:: EXERCISE OBJECTIVE ::
Omit the pictures, then reproduce every remaining record exactly.

:: GIVEN DATA ::

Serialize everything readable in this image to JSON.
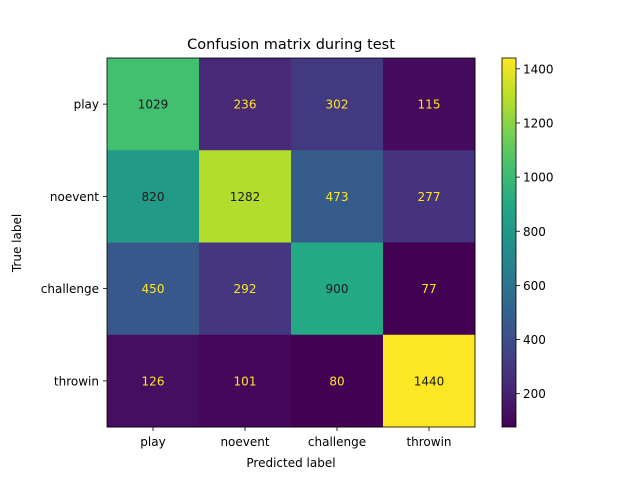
{
  "chart_data": {
    "type": "heatmap",
    "title": "Confusion matrix during test",
    "xlabel": "Predicted label",
    "ylabel": "True label",
    "row_labels": [
      "play",
      "noevent",
      "challenge",
      "throwin"
    ],
    "col_labels": [
      "play",
      "noevent",
      "challenge",
      "throwin"
    ],
    "values": [
      [
        1029,
        236,
        302,
        115
      ],
      [
        820,
        1282,
        473,
        277
      ],
      [
        450,
        292,
        900,
        77
      ],
      [
        126,
        101,
        80,
        1440
      ]
    ],
    "colormap": "viridis",
    "color_range": [
      77,
      1440
    ],
    "colorbar_ticks": [
      200,
      400,
      600,
      800,
      1000,
      1200,
      1400
    ],
    "colorbar_tick_labels": [
      "200",
      "400",
      "600",
      "800",
      "1000",
      "1200",
      "1400"
    ],
    "text_color_light": "#fde725",
    "text_color_dark": "#1a1a1a"
  }
}
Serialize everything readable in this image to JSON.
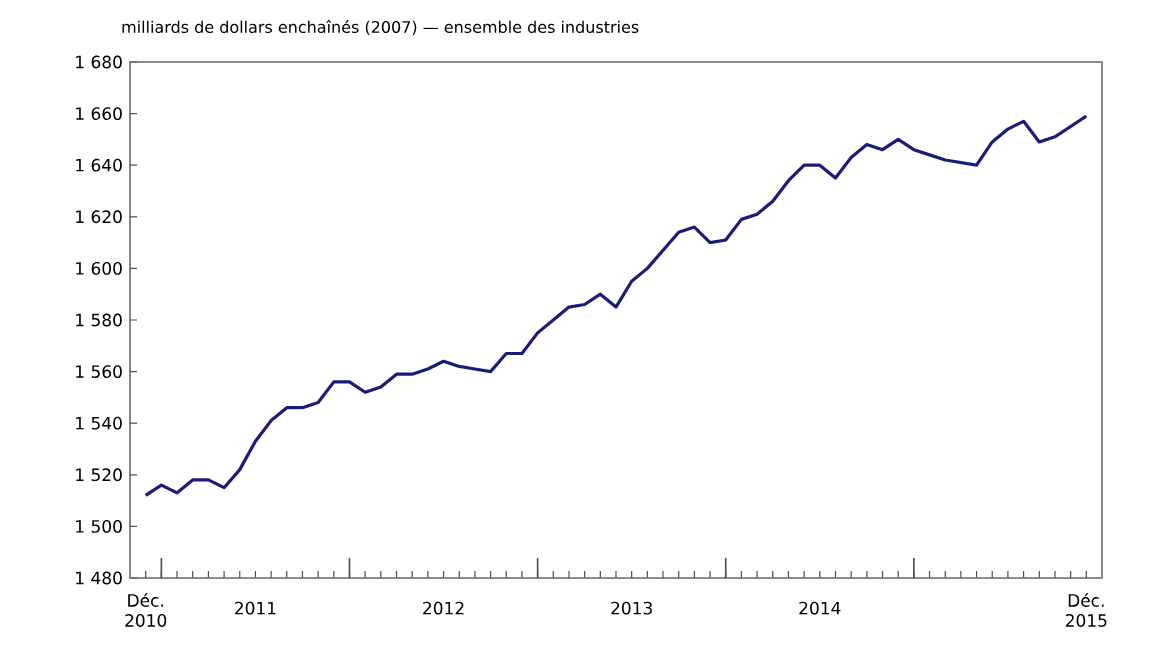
{
  "chart_data": {
    "type": "line",
    "ylabel": "milliards de dollars enchaînés (2007) — ensemble des industries",
    "categories": [
      "Déc. 2010",
      null,
      null,
      null,
      null,
      null,
      null,
      "2011",
      null,
      null,
      null,
      null,
      null,
      null,
      null,
      null,
      null,
      null,
      null,
      "2012",
      null,
      null,
      null,
      null,
      null,
      null,
      null,
      null,
      null,
      null,
      null,
      "2013",
      null,
      null,
      null,
      null,
      null,
      null,
      null,
      null,
      null,
      null,
      null,
      "2014",
      null,
      null,
      null,
      null,
      null,
      null,
      null,
      null,
      null,
      null,
      null,
      null,
      null,
      null,
      null,
      null,
      "Déc. 2015"
    ],
    "series": [
      {
        "color": "#1c1c78",
        "values": [
          1512,
          1516,
          1513,
          1518,
          1518,
          1515,
          1522,
          1533,
          1541,
          1546,
          1546,
          1548,
          1556,
          1556,
          1552,
          1554,
          1559,
          1559,
          1561,
          1564,
          1562,
          1561,
          1560,
          1567,
          1567,
          1575,
          1580,
          1585,
          1586,
          1590,
          1585,
          1595,
          1600,
          1607,
          1614,
          1616,
          1610,
          1611,
          1619,
          1621,
          1626,
          1634,
          1640,
          1640,
          1635,
          1643,
          1648,
          1646,
          1650,
          1646,
          1644,
          1642,
          1641,
          1640,
          1649,
          1654,
          1657,
          1649,
          1651,
          1655,
          1659
        ]
      }
    ],
    "ylim": [
      1480,
      1680
    ],
    "yticks": [
      {
        "value": 1480,
        "label": "1 480"
      },
      {
        "value": 1500,
        "label": "1 500"
      },
      {
        "value": 1520,
        "label": "1 520"
      },
      {
        "value": 1540,
        "label": "1 540"
      },
      {
        "value": 1560,
        "label": "1 560"
      },
      {
        "value": 1580,
        "label": "1 580"
      },
      {
        "value": 1600,
        "label": "1 600"
      },
      {
        "value": 1620,
        "label": "1 620"
      },
      {
        "value": 1640,
        "label": "1 640"
      },
      {
        "value": 1660,
        "label": "1 660"
      },
      {
        "value": 1680,
        "label": "1 680"
      }
    ],
    "grid": false,
    "marker": "none",
    "line_style": "solid"
  }
}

:: TASK OUTPUT ::
Serialize everything readable in this image to JSON.
{
  "chart_data": {
    "type": "heatmap",
    "title": "Confusion matrix during test",
    "xlabel": "Predicted label",
    "ylabel": "True label",
    "row_labels": [
      "play",
      "noevent",
      "challenge",
      "throwin"
    ],
    "col_labels": [
      "play",
      "noevent",
      "challenge",
      "throwin"
    ],
    "values": [
      [
        1029,
        236,
        302,
        115
      ],
      [
        820,
        1282,
        473,
        277
      ],
      [
        450,
        292,
        900,
        77
      ],
      [
        126,
        101,
        80,
        1440
      ]
    ],
    "colormap": "viridis",
    "color_range": [
      77,
      1440
    ],
    "colorbar_ticks": [
      200,
      400,
      600,
      800,
      1000,
      1200,
      1400
    ],
    "colorbar_tick_labels": [
      "200",
      "400",
      "600",
      "800",
      "1000",
      "1200",
      "1400"
    ],
    "text_color_light": "#fde725",
    "text_color_dark": "#1a1a1a"
  }
}
Serialize everything readable in this image to JSON.
{
  "chart_data": {
    "type": "line",
    "ylabel": "milliards de dollars enchaînés (2007) — ensemble des industries",
    "categories": [
      "Déc. 2010",
      null,
      null,
      null,
      null,
      null,
      null,
      "2011",
      null,
      null,
      null,
      null,
      null,
      null,
      null,
      null,
      null,
      null,
      null,
      "2012",
      null,
      null,
      null,
      null,
      null,
      null,
      null,
      null,
      null,
      null,
      null,
      "2013",
      null,
      null,
      null,
      null,
      null,
      null,
      null,
      null,
      null,
      null,
      null,
      "2014",
      null,
      null,
      null,
      null,
      null,
      null,
      null,
      null,
      null,
      null,
      null,
      null,
      null,
      null,
      null,
      null,
      "Déc. 2015"
    ],
    "series": [
      {
        "color": "#1c1c78",
        "values": [
          1512,
          1516,
          1513,
          1518,
          1518,
          1515,
          1522,
          1533,
          1541,
          1546,
          1546,
          1548,
          1556,
          1556,
          1552,
          1554,
          1559,
          1559,
          1561,
          1564,
          1562,
          1561,
          1560,
          1567,
          1567,
          1575,
          1580,
          1585,
          1586,
          1590,
          1585,
          1595,
          1600,
          1607,
          1614,
          1616,
          1610,
          1611,
          1619,
          1621,
          1626,
          1634,
          1640,
          1640,
          1635,
          1643,
          1648,
          1646,
          1650,
          1646,
          1644,
          1642,
          1641,
          1640,
          1649,
          1654,
          1657,
          1649,
          1651,
          1655,
          1659
        ]
      }
    ],
    "ylim": [
      1480,
      1680
    ],
    "yticks": [
      {
        "value": 1480,
        "label": "1 480"
      },
      {
        "value": 1500,
        "label": "1 500"
      },
      {
        "value": 1520,
        "label": "1 520"
      },
      {
        "value": 1540,
        "label": "1 540"
      },
      {
        "value": 1560,
        "label": "1 560"
      },
      {
        "value": 1580,
        "label": "1 580"
      },
      {
        "value": 1600,
        "label": "1 600"
      },
      {
        "value": 1620,
        "label": "1 620"
      },
      {
        "value": 1640,
        "label": "1 640"
      },
      {
        "value": 1660,
        "label": "1 660"
      },
      {
        "value": 1680,
        "label": "1 680"
      }
    ],
    "grid": false,
    "marker": "none",
    "line_style": "solid"
  }
}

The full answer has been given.